## PROBLEM TO WORK ON
What lines of the data include the string "date"? Copy them all.

## ENTRIES
════════════════
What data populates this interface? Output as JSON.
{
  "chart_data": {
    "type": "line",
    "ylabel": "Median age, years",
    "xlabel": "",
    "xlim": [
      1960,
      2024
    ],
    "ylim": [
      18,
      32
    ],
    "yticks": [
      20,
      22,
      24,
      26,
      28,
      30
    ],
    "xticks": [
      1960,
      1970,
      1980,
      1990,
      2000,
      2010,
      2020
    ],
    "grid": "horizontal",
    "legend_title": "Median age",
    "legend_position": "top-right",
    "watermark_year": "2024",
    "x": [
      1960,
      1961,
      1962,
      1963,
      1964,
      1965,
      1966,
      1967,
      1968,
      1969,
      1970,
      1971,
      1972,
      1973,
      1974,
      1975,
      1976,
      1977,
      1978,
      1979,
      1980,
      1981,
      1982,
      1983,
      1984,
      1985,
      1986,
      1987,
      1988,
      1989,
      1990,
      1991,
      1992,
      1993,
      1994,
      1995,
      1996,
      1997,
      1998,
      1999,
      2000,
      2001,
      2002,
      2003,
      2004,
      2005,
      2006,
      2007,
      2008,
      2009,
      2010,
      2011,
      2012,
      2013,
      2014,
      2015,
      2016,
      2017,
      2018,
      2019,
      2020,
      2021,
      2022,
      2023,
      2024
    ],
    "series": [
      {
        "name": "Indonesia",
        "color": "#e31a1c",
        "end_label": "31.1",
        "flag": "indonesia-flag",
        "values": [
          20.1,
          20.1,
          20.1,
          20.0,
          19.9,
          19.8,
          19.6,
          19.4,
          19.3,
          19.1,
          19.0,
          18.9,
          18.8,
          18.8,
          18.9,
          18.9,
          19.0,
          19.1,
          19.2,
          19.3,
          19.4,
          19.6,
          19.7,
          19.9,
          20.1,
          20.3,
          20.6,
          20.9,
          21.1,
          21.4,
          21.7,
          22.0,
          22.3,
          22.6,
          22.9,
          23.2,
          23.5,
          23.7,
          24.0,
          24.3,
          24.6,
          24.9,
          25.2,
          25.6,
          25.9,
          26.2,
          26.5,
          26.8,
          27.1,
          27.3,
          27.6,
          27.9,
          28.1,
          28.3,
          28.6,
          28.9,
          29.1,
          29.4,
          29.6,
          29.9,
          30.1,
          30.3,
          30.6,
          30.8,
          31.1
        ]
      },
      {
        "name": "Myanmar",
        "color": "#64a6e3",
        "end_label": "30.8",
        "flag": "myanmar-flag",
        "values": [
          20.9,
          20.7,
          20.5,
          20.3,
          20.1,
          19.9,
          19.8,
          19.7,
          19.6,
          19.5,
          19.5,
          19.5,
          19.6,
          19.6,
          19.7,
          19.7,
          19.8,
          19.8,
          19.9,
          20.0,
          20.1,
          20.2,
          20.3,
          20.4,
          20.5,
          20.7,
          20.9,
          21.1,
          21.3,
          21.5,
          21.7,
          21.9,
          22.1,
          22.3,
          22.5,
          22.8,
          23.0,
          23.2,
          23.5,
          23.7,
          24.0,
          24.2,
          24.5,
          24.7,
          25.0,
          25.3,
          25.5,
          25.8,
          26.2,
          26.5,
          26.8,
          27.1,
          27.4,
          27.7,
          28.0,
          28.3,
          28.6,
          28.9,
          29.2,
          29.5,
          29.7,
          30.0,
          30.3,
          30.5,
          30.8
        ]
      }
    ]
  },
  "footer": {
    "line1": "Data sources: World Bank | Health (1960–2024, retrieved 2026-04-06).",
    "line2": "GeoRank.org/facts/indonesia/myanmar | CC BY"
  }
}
════════════════
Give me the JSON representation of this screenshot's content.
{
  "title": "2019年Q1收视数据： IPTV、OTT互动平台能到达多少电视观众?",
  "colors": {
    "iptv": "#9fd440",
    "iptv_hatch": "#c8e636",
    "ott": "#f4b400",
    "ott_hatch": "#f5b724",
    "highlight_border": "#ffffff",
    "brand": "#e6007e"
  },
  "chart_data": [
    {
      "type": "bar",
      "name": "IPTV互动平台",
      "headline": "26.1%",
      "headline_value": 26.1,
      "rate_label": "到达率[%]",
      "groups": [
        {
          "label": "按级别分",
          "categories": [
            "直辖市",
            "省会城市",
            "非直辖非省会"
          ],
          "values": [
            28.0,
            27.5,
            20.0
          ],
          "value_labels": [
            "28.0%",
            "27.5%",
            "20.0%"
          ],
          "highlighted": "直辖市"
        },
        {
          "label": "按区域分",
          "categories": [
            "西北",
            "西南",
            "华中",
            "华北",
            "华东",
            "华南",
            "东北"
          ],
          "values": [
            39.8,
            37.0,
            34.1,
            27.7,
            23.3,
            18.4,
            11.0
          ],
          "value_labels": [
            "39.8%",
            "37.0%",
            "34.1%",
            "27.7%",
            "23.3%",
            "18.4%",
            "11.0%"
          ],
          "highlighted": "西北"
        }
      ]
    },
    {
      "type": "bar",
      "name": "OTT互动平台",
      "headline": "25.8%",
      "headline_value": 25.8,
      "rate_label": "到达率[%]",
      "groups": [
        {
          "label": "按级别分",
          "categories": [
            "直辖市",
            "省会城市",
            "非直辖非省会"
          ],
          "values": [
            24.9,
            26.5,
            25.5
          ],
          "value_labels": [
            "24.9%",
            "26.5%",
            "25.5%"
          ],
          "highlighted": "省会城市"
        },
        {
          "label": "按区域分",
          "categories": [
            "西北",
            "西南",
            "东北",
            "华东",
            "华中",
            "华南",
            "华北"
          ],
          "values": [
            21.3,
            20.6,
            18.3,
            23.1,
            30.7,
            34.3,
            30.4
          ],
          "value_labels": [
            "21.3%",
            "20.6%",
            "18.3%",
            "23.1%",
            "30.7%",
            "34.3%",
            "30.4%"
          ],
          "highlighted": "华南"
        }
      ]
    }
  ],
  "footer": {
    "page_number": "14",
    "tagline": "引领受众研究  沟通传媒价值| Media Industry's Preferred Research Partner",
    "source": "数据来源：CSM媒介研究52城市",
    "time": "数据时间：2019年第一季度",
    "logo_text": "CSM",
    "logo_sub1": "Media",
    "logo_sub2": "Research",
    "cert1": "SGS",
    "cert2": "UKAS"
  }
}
════════════════
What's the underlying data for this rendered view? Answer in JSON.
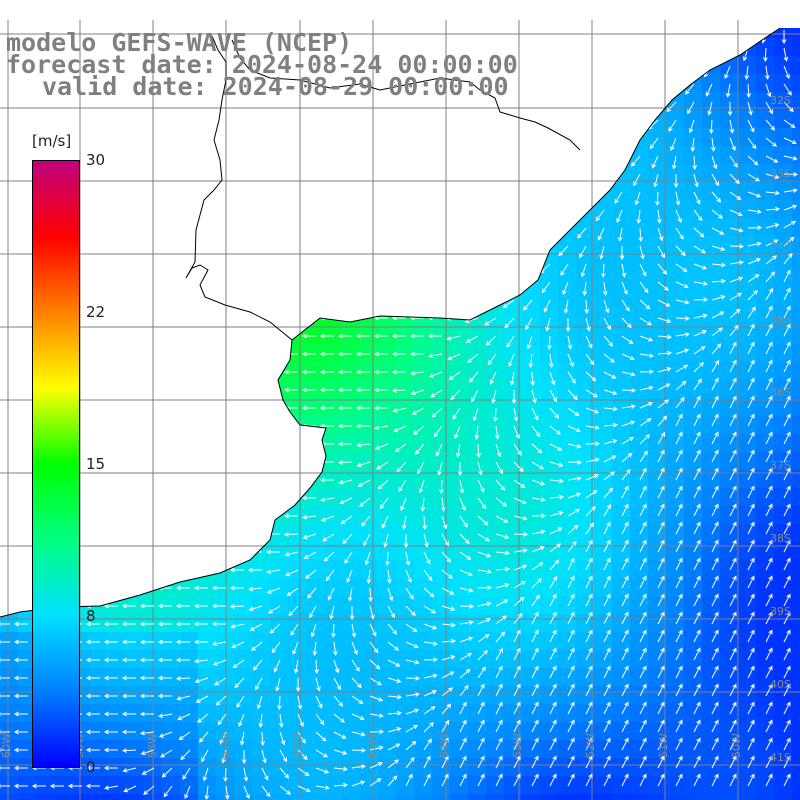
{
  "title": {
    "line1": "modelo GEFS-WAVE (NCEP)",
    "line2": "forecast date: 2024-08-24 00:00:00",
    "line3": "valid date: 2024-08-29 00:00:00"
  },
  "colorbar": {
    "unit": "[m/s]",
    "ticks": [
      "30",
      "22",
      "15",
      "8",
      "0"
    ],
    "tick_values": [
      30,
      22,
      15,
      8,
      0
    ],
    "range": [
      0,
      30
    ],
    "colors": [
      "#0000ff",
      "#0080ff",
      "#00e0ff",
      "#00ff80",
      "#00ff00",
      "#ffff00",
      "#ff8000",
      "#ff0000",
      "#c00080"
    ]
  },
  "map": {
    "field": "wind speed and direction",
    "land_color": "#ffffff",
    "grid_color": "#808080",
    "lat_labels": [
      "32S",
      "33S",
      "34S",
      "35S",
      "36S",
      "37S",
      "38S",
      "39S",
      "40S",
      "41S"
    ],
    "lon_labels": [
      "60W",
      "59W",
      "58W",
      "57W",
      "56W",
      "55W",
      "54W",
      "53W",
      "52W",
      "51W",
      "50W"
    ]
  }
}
════════════════
## THE RESULT
    "line2": "forecast date: 2024-08-24 00:00:00",
    "line3": "valid date: 2024-08-29 00:00:00"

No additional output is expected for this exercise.